### Data extract

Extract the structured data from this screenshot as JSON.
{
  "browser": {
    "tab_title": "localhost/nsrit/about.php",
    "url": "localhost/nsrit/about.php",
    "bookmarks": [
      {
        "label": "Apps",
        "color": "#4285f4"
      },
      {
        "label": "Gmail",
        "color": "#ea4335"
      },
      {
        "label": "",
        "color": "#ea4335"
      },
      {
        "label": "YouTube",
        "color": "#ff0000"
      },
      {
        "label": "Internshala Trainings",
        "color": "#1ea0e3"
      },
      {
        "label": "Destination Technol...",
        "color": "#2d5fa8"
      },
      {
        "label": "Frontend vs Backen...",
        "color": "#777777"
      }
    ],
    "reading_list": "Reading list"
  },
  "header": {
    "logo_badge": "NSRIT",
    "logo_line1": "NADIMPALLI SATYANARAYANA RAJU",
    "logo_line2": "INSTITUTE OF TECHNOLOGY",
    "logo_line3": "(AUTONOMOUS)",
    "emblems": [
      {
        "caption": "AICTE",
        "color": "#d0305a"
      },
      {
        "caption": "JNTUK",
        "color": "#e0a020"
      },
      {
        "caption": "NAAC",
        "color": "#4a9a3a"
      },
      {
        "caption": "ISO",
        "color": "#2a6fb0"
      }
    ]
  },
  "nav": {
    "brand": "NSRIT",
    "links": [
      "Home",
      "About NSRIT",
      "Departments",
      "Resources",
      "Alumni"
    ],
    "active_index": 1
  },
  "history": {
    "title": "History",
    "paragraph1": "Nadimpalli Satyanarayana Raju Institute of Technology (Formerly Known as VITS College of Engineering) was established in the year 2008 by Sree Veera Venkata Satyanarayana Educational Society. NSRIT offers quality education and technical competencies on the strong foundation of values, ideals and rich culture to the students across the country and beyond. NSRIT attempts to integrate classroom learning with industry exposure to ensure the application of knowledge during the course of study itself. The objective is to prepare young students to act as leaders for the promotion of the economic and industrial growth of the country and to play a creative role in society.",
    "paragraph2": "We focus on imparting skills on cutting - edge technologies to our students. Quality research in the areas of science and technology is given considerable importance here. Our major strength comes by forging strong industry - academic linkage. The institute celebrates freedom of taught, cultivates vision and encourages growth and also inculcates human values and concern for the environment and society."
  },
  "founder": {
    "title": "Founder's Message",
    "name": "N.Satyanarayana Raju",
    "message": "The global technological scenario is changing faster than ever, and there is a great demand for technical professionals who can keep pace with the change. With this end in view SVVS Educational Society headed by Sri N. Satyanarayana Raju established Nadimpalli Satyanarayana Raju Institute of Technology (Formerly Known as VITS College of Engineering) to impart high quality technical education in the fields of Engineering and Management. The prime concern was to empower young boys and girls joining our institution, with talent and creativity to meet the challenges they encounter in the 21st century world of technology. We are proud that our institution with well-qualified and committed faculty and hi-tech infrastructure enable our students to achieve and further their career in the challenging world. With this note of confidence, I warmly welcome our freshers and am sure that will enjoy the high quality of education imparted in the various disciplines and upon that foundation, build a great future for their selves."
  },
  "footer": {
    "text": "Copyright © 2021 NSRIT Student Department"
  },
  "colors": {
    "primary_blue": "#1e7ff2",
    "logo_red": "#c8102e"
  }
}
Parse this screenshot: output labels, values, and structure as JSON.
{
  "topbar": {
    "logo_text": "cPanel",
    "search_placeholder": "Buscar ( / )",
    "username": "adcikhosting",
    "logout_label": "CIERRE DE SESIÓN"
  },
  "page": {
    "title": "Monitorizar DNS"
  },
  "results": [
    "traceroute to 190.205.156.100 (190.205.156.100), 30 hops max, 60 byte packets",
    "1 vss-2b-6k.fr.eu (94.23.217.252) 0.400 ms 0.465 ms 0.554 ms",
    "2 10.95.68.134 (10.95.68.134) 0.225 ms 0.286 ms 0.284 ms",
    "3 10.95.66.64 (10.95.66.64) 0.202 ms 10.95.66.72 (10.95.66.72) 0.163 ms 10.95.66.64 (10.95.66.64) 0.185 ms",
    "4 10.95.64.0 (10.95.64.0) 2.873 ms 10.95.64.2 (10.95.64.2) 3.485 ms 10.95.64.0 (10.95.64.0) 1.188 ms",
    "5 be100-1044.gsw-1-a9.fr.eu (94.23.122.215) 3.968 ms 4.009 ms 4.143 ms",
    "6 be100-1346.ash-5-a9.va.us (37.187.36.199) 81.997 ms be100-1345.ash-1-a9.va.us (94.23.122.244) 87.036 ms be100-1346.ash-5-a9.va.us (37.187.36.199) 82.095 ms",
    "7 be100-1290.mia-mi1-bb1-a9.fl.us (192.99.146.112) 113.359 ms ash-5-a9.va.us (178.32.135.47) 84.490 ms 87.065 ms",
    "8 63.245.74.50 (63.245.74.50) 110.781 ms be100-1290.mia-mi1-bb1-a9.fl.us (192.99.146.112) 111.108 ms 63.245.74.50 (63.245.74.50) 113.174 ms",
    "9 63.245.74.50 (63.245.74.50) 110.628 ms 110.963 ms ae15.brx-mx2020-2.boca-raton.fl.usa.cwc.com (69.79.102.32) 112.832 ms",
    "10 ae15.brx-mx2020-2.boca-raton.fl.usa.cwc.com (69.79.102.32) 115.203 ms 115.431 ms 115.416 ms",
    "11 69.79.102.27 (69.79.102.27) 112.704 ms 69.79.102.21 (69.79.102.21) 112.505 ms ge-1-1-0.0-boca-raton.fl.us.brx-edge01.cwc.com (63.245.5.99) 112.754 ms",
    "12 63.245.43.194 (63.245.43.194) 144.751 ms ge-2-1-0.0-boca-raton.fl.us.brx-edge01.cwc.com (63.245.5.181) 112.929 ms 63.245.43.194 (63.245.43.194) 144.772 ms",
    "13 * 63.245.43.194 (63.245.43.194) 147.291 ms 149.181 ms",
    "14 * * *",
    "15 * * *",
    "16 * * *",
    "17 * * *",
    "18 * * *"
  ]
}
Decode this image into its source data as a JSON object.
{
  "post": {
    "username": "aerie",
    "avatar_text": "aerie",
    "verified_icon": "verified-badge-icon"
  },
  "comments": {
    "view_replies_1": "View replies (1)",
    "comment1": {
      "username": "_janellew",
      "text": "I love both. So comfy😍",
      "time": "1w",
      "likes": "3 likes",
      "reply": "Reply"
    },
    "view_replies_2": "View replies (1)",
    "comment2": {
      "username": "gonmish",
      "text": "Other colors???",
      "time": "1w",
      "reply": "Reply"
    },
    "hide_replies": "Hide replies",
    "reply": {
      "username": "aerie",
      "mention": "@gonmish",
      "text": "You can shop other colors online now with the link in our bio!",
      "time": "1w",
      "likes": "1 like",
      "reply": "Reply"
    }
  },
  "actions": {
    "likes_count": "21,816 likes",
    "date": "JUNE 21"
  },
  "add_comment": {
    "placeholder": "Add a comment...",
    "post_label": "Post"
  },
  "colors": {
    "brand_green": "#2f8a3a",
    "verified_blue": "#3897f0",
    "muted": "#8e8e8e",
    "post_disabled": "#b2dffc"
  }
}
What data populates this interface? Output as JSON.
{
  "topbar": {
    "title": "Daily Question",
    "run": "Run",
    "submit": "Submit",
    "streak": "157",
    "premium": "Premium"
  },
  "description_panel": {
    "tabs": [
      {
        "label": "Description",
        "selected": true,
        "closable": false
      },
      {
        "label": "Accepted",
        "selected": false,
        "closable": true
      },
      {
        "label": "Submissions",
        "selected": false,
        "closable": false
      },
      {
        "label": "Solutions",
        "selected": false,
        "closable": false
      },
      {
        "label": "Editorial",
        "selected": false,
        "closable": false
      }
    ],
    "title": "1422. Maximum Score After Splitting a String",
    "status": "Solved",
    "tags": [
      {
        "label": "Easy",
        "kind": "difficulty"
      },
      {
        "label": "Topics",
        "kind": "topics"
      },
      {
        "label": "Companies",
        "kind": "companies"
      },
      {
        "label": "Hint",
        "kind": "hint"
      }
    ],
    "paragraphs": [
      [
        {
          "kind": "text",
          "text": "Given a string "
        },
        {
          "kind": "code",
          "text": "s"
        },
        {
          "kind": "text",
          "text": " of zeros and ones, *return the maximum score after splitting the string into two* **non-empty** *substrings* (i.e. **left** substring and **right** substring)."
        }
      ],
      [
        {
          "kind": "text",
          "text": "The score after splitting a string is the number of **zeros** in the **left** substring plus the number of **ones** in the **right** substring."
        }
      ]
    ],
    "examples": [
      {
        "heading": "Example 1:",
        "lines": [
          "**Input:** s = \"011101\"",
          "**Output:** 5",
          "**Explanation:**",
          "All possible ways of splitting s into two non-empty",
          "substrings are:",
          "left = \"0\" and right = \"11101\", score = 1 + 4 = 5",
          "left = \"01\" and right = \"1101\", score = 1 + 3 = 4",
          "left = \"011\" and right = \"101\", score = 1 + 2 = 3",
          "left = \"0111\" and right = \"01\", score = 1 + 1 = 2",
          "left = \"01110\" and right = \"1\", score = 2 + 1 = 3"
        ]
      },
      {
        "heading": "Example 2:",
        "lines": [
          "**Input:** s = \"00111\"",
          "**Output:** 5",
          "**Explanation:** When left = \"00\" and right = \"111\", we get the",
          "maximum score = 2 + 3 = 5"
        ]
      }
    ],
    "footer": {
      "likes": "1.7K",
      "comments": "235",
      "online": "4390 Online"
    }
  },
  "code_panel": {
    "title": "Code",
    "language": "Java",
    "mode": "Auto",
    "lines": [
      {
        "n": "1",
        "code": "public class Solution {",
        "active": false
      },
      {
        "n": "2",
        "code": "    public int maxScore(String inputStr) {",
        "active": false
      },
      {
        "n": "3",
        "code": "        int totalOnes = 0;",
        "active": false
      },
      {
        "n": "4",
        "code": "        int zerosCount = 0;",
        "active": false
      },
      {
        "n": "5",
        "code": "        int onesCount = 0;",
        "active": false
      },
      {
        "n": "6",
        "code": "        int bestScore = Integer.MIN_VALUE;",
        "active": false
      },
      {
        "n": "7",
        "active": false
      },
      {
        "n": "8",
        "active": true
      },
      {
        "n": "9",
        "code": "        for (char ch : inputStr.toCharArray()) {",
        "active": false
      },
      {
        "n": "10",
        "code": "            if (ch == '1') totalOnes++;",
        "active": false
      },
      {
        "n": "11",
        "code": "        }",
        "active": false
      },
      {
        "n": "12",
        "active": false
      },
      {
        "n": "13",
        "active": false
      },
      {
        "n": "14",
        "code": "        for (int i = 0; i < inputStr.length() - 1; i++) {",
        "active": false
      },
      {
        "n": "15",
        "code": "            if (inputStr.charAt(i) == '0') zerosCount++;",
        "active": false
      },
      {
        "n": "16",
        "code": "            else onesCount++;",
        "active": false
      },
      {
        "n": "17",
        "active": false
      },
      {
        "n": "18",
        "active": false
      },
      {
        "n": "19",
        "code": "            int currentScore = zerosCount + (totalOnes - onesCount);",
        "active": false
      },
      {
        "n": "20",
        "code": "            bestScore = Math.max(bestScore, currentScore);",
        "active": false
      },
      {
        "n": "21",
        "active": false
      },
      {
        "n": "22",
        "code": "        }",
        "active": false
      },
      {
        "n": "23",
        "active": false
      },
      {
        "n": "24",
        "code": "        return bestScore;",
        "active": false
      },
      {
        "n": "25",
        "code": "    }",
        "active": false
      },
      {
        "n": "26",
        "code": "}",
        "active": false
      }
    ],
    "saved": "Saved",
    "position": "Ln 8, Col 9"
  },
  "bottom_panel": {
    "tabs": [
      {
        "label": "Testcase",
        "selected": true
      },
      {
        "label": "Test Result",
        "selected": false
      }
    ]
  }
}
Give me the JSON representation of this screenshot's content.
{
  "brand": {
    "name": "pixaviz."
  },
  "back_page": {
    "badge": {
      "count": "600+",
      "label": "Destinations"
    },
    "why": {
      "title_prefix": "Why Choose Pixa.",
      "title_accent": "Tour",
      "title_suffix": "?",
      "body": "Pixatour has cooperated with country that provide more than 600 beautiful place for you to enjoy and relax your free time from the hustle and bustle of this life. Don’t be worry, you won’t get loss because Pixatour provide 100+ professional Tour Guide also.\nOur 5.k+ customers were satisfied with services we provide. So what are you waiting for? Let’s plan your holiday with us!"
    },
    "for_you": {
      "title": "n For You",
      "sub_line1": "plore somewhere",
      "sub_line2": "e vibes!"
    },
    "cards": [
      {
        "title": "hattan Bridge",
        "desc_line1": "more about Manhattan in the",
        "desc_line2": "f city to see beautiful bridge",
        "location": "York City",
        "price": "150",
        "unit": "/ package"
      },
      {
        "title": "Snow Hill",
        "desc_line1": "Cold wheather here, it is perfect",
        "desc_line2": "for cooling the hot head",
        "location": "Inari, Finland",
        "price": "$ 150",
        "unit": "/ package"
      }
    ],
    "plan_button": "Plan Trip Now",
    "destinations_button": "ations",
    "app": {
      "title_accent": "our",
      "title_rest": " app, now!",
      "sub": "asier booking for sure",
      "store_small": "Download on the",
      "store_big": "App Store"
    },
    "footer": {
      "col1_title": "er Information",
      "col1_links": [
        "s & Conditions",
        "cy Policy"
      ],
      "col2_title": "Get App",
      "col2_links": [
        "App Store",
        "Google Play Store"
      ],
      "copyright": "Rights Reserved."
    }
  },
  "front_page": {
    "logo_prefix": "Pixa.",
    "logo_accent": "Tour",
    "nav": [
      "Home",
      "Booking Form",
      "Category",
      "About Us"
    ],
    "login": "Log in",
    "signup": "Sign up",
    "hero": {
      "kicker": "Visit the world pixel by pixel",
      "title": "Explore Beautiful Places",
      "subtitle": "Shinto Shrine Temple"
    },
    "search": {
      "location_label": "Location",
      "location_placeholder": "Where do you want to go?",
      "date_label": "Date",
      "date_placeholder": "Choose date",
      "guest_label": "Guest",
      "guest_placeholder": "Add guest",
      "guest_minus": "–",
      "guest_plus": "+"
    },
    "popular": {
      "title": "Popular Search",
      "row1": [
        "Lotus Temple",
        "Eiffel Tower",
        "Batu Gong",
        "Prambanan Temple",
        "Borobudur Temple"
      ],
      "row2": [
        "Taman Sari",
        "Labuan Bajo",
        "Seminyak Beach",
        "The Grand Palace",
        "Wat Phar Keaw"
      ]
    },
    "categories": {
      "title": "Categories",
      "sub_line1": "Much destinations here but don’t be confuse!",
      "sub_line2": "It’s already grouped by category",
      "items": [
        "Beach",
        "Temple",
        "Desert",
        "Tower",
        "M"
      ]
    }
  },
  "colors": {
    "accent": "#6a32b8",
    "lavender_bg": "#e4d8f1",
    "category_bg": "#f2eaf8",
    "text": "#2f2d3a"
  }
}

######

§ **Work to be completed**: Search the lines for the string "concern" and copy every line that has it.

§ **Response to this task**:
    "paragraph2": "We focus on imparting skills on cutting - edge technologies to our students. Quality research in the areas of science and technology is given considerable importance here. Our major strength comes by forging strong industry - academic linkage. The institute celebrates freedom of taught, cultivates vision and encourages growth and also inculcates human values and concern for the environment and society."
    "message": "The global technological scenario is changing faster than ever, and there is a great demand for technical professionals who can keep pace with the change. With this end in view SVVS Educational Society headed by Sri N. Satyanarayana Raju established Nadimpalli Satyanarayana Raju Institute of Technology (Formerly Known as VITS College of Engineering) to impart high quality technical education in the fields of Engineering and Management. The prime concern was to empower young boys and girls joining our institution, with talent and creativity to meet the challenges they encounter in the 21st century world of technology. We are proud that our institution with well-qualified and committed faculty and hi-tech infrastructure enable our students to achieve and further their career in the challenging world. With this note of confidence, I warmly welcome our freshers and am sure that will enjoy the high quality of education imparted in the various disciplines and upon that foundation, build a great future for their selves."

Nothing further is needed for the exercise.